WRITTEN INSTRUCTION → Report back each line of the records that contains the string "JSON".

EXTRACTED MATERIAL →
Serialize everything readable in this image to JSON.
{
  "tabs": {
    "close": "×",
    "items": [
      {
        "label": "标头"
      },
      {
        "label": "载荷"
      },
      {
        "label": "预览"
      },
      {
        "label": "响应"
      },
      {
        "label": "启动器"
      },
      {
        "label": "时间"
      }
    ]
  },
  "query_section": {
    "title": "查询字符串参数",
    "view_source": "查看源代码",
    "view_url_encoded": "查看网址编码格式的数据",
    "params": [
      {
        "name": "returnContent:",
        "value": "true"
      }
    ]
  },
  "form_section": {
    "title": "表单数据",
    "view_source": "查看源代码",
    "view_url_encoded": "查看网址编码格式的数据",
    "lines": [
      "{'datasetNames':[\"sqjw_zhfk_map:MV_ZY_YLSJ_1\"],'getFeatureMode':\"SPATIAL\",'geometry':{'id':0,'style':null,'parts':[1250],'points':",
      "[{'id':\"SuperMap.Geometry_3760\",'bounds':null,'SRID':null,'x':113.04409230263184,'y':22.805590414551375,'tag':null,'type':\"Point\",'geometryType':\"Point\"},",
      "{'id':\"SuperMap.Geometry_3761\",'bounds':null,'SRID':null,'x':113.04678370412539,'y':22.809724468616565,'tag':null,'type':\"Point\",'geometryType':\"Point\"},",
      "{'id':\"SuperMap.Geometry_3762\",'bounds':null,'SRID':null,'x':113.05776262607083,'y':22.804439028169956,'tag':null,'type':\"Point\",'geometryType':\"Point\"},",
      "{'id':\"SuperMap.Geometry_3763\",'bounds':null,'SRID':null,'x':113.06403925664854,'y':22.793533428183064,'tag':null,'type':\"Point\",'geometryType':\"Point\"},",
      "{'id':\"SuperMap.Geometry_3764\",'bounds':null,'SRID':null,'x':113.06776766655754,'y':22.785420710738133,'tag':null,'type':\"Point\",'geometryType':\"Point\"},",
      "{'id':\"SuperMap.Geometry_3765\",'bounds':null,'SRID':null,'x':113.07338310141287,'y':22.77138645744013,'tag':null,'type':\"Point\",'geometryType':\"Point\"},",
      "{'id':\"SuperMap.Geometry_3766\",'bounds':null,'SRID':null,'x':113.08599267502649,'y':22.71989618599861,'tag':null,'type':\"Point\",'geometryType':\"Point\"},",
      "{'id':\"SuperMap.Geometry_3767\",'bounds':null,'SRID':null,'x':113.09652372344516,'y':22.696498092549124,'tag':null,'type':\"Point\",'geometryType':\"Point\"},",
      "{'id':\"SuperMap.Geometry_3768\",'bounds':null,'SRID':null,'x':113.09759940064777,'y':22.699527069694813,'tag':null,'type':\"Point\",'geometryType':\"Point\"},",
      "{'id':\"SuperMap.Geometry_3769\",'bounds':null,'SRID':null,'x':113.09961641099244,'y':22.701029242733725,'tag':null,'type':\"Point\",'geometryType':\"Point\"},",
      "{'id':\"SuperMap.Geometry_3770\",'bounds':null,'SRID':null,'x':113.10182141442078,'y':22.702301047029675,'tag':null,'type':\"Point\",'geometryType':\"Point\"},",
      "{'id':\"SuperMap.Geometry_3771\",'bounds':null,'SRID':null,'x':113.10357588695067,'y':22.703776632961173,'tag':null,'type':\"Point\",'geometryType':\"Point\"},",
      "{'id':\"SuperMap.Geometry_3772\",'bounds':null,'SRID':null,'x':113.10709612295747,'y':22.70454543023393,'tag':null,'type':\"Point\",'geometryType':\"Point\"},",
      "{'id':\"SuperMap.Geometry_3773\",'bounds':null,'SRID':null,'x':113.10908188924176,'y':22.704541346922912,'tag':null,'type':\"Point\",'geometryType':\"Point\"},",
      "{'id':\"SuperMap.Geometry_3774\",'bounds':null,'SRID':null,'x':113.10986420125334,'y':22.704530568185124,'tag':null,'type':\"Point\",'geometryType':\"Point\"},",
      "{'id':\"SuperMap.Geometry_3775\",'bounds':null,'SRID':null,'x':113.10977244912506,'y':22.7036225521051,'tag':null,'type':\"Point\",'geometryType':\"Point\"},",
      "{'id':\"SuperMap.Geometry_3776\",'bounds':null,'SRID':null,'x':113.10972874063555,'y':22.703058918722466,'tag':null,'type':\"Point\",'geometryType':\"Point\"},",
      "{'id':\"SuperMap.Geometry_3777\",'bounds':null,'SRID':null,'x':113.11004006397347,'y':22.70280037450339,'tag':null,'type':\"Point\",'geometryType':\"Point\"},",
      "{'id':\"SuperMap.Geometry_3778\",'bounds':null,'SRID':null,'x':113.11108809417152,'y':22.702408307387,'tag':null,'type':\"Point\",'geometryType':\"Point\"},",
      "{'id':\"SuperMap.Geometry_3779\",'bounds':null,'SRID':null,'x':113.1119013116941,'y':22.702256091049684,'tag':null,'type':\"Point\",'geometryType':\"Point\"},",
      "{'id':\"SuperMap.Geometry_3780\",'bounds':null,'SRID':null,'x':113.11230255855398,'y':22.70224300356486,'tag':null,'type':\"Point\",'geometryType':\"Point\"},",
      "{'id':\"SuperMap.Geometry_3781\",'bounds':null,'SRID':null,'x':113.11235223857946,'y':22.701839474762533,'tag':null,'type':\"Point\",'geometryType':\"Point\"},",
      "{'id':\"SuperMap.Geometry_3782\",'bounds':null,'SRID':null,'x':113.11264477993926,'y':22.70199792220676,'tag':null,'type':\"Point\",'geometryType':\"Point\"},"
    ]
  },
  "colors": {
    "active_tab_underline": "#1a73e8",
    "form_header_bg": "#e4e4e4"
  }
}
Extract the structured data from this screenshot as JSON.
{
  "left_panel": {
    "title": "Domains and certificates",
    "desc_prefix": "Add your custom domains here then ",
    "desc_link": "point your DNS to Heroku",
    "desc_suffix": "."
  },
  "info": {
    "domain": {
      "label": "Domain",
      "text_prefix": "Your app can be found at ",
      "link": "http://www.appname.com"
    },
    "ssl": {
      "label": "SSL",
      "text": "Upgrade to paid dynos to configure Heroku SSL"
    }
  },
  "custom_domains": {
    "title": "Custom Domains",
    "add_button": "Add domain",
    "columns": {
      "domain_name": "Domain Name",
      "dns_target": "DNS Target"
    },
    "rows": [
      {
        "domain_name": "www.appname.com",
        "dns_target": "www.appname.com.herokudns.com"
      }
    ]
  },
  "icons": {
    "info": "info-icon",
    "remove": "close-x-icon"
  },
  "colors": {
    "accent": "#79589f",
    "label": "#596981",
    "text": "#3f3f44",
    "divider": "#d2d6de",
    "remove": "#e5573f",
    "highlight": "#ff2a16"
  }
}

RESPONSE FOR THIS EXERCISE →
Serialize everything readable in this image to JSON.
Extract the structured data from this screenshot as JSON.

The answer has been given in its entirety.